**Entries shown:**
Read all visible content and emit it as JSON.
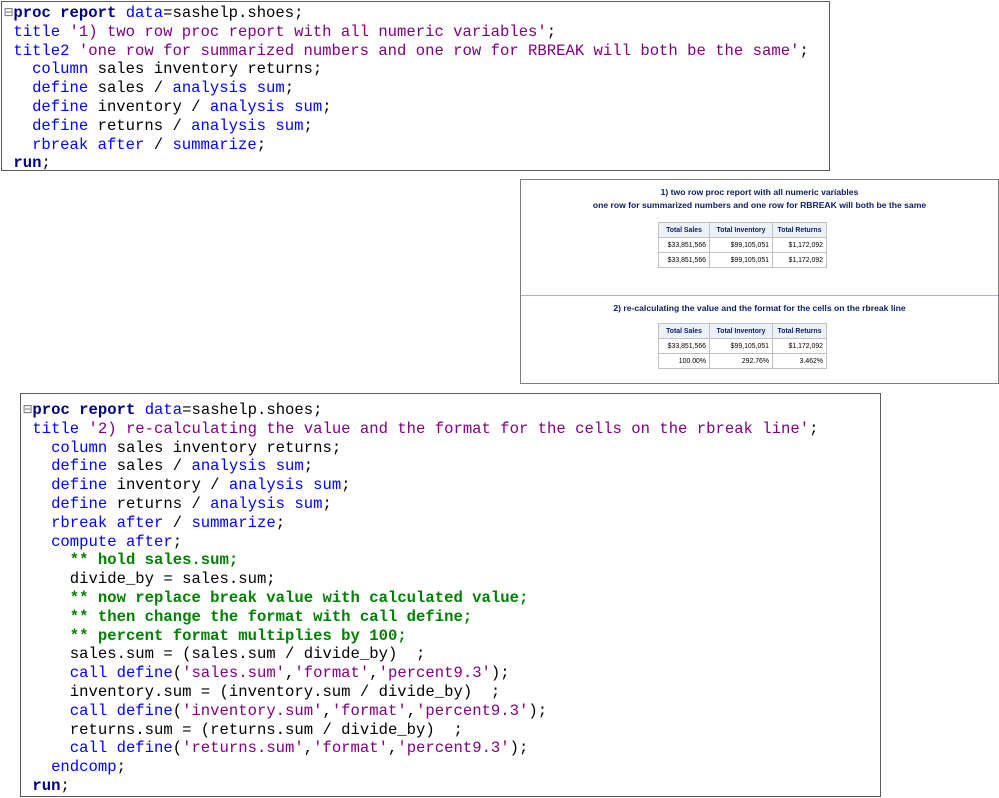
{
  "code1": {
    "lines": [
      [
        [
          "bx",
          "⊟"
        ],
        [
          "kw",
          "proc report "
        ],
        [
          "key",
          "data"
        ],
        [
          "tx",
          "=sashelp.shoes;"
        ]
      ],
      [
        [
          "tx",
          " "
        ],
        [
          "key",
          "title "
        ],
        [
          "str",
          "'1) two row proc report with all numeric variables'"
        ],
        [
          "tx",
          ";"
        ]
      ],
      [
        [
          "tx",
          " "
        ],
        [
          "key",
          "title2 "
        ],
        [
          "str",
          "'one row for summarized numbers and one row for RBREAK will both be the same'"
        ],
        [
          "tx",
          ";"
        ]
      ],
      [
        [
          "tx",
          "   "
        ],
        [
          "key",
          "column "
        ],
        [
          "tx",
          "sales inventory returns;"
        ]
      ],
      [
        [
          "tx",
          "   "
        ],
        [
          "key",
          "define "
        ],
        [
          "tx",
          "sales / "
        ],
        [
          "key",
          "analysis sum"
        ],
        [
          "tx",
          ";"
        ]
      ],
      [
        [
          "tx",
          "   "
        ],
        [
          "key",
          "define "
        ],
        [
          "tx",
          "inventory / "
        ],
        [
          "key",
          "analysis sum"
        ],
        [
          "tx",
          ";"
        ]
      ],
      [
        [
          "tx",
          "   "
        ],
        [
          "key",
          "define "
        ],
        [
          "tx",
          "returns / "
        ],
        [
          "key",
          "analysis sum"
        ],
        [
          "tx",
          ";"
        ]
      ],
      [
        [
          "tx",
          "   "
        ],
        [
          "key",
          "rbreak after "
        ],
        [
          "tx",
          "/ "
        ],
        [
          "key",
          "summarize"
        ],
        [
          "tx",
          ";"
        ]
      ],
      [
        [
          "tx",
          " "
        ],
        [
          "kw",
          "run"
        ],
        [
          "tx",
          ";"
        ]
      ]
    ]
  },
  "code2": {
    "lines": [
      [
        [
          "bx",
          "⊟"
        ],
        [
          "kw",
          "proc report "
        ],
        [
          "key",
          "data"
        ],
        [
          "tx",
          "=sashelp.shoes;"
        ]
      ],
      [
        [
          "tx",
          " "
        ],
        [
          "key",
          "title "
        ],
        [
          "str",
          "'2) re-calculating the value and the format for the cells on the rbreak line'"
        ],
        [
          "tx",
          ";"
        ]
      ],
      [
        [
          "tx",
          "   "
        ],
        [
          "key",
          "column "
        ],
        [
          "tx",
          "sales inventory returns;"
        ]
      ],
      [
        [
          "tx",
          "   "
        ],
        [
          "key",
          "define "
        ],
        [
          "tx",
          "sales / "
        ],
        [
          "key",
          "analysis sum"
        ],
        [
          "tx",
          ";"
        ]
      ],
      [
        [
          "tx",
          "   "
        ],
        [
          "key",
          "define "
        ],
        [
          "tx",
          "inventory / "
        ],
        [
          "key",
          "analysis sum"
        ],
        [
          "tx",
          ";"
        ]
      ],
      [
        [
          "tx",
          "   "
        ],
        [
          "key",
          "define "
        ],
        [
          "tx",
          "returns / "
        ],
        [
          "key",
          "analysis sum"
        ],
        [
          "tx",
          ";"
        ]
      ],
      [
        [
          "tx",
          "   "
        ],
        [
          "key",
          "rbreak after "
        ],
        [
          "tx",
          "/ "
        ],
        [
          "key",
          "summarize"
        ],
        [
          "tx",
          ";"
        ]
      ],
      [
        [
          "tx",
          "   "
        ],
        [
          "key",
          "compute after"
        ],
        [
          "tx",
          ";"
        ]
      ],
      [
        [
          "tx",
          "     "
        ],
        [
          "cm",
          "** hold sales.sum;"
        ]
      ],
      [
        [
          "tx",
          "     divide_by = sales.sum;"
        ]
      ],
      [
        [
          "tx",
          "     "
        ],
        [
          "cm",
          "** now replace break value with calculated value;"
        ]
      ],
      [
        [
          "tx",
          "     "
        ],
        [
          "cm",
          "** then change the format with call define;"
        ]
      ],
      [
        [
          "tx",
          "     "
        ],
        [
          "cm",
          "** percent format multiplies by 100;"
        ]
      ],
      [
        [
          "tx",
          "     sales.sum = (sales.sum / divide_by)  ;"
        ]
      ],
      [
        [
          "tx",
          "     "
        ],
        [
          "key",
          "call define"
        ],
        [
          "tx",
          "("
        ],
        [
          "str",
          "'sales.sum'"
        ],
        [
          "tx",
          ","
        ],
        [
          "str",
          "'format'"
        ],
        [
          "tx",
          ","
        ],
        [
          "str",
          "'percent9.3'"
        ],
        [
          "tx",
          ");"
        ]
      ],
      [
        [
          "tx",
          "     inventory.sum = (inventory.sum / divide_by)  ;"
        ]
      ],
      [
        [
          "tx",
          "     "
        ],
        [
          "key",
          "call define"
        ],
        [
          "tx",
          "("
        ],
        [
          "str",
          "'inventory.sum'"
        ],
        [
          "tx",
          ","
        ],
        [
          "str",
          "'format'"
        ],
        [
          "tx",
          ","
        ],
        [
          "str",
          "'percent9.3'"
        ],
        [
          "tx",
          ");"
        ]
      ],
      [
        [
          "tx",
          "     returns.sum = (returns.sum / divide_by)  ;"
        ]
      ],
      [
        [
          "tx",
          "     "
        ],
        [
          "key",
          "call define"
        ],
        [
          "tx",
          "("
        ],
        [
          "str",
          "'returns.sum'"
        ],
        [
          "tx",
          ","
        ],
        [
          "str",
          "'format'"
        ],
        [
          "tx",
          ","
        ],
        [
          "str",
          "'percent9.3'"
        ],
        [
          "tx",
          ");"
        ]
      ],
      [
        [
          "tx",
          "   "
        ],
        [
          "key",
          "endcomp"
        ],
        [
          "tx",
          ";"
        ]
      ],
      [
        [
          "tx",
          " "
        ],
        [
          "kw",
          "run"
        ],
        [
          "tx",
          ";"
        ]
      ]
    ]
  },
  "output": {
    "section1": {
      "title1": "1) two row proc report with all numeric variables",
      "title2": "one row for summarized numbers and one row for RBREAK will both be the same",
      "headers": [
        "Total Sales",
        "Total Inventory",
        "Total Returns"
      ],
      "rows": [
        [
          "$33,851,566",
          "$99,105,051",
          "$1,172,092"
        ],
        [
          "$33,851,566",
          "$99,105,051",
          "$1,172,092"
        ]
      ]
    },
    "section2": {
      "title1": "2) re-calculating the value and the format for the cells on the rbreak line",
      "headers": [
        "Total Sales",
        "Total Inventory",
        "Total Returns"
      ],
      "rows": [
        [
          "$33,851,566",
          "$99,105,051",
          "$1,172,092"
        ],
        [
          "100.00%",
          "292.76%",
          "3.462%"
        ]
      ]
    }
  }
}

**Work item:**
Return a copy of each line in the records above that has "both" in it.

**Output of the exercise:**
          "'one row for summarized numbers and one row for RBREAK will both be the same'"
      "title2": "one row for summarized numbers and one row for RBREAK will both be the same",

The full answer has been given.